■ Material provided:
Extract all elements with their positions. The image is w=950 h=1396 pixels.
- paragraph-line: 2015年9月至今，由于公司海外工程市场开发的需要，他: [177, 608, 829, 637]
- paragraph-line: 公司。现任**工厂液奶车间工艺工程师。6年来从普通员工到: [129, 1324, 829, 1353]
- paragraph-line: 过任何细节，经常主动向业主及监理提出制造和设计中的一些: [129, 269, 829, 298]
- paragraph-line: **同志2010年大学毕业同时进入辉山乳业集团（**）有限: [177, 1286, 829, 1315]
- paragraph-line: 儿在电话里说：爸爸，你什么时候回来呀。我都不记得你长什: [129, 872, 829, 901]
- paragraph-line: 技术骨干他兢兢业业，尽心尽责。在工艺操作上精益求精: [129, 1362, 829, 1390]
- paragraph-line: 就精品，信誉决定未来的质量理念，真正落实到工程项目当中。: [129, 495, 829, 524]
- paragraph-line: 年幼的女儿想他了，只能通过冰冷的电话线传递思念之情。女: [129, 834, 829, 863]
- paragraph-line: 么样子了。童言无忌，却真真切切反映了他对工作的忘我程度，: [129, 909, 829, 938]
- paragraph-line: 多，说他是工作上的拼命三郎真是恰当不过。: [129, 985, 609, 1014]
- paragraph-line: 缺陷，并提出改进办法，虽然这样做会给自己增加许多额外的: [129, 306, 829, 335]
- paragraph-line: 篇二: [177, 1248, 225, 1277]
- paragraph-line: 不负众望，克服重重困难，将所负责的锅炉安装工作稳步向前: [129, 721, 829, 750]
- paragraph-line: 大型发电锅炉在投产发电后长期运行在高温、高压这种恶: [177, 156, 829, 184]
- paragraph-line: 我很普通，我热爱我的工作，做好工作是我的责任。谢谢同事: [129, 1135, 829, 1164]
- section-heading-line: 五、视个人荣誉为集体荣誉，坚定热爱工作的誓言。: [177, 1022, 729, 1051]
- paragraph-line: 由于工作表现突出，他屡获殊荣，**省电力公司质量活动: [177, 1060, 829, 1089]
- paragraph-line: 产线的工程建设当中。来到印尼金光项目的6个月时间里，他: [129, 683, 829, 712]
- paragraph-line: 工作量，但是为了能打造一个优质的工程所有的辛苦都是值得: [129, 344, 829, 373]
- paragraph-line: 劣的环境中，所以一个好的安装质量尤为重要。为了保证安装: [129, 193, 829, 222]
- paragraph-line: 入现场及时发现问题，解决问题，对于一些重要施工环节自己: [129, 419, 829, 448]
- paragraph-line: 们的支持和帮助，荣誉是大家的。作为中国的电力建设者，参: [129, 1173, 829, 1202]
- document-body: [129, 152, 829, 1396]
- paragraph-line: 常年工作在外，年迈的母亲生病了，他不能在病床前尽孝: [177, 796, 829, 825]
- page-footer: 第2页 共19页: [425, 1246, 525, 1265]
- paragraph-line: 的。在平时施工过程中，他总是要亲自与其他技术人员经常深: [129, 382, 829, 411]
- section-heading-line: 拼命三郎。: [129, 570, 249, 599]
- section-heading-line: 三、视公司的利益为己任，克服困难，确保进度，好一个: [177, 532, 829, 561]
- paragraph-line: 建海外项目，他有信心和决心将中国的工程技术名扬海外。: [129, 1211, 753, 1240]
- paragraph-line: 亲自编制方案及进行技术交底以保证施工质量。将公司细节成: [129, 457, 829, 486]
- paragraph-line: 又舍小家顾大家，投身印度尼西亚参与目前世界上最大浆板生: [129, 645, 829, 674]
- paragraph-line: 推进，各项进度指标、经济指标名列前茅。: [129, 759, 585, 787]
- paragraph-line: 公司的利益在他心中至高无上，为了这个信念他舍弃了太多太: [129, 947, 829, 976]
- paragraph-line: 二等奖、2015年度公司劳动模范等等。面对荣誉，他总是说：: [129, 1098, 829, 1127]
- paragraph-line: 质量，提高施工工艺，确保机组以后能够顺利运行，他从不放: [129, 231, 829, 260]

■ To be done:
Convert the listing, from its first line up to and including the line containing "872, 829, 901]", into a Markdown table with the columns No. and Line. Give each line a row number, and leave out any blank lines.

■ The solution:
| No. | Line |
|---|---|
| 1 | Extract all elements with their positions. The image is w=950 h=1396 pixels. |
| 2 | - paragraph-line: 2015年9月至今，由于公司海外工程市场开发的需要，他: [177, 608, 829, 637] |
| 3 | - paragraph-line: 公司。现任**工厂液奶车间工艺工程师。6年来从普通员工到: [129, 1324, 829, 1353] |
| 4 | - paragraph-line: 过任何细节，经常主动向业主及监理提出制造和设计中的一些: [129, 269, 829, 298] |
| 5 | - paragraph-line: **同志2010年大学毕业同时进入辉山乳业集团（**）有限: [177, 1286, 829, 1315] |
| 6 | - paragraph-line: 儿在电话里说：爸爸，你什么时候回来呀。我都不记得你长什: [129, 872, 829, 901] |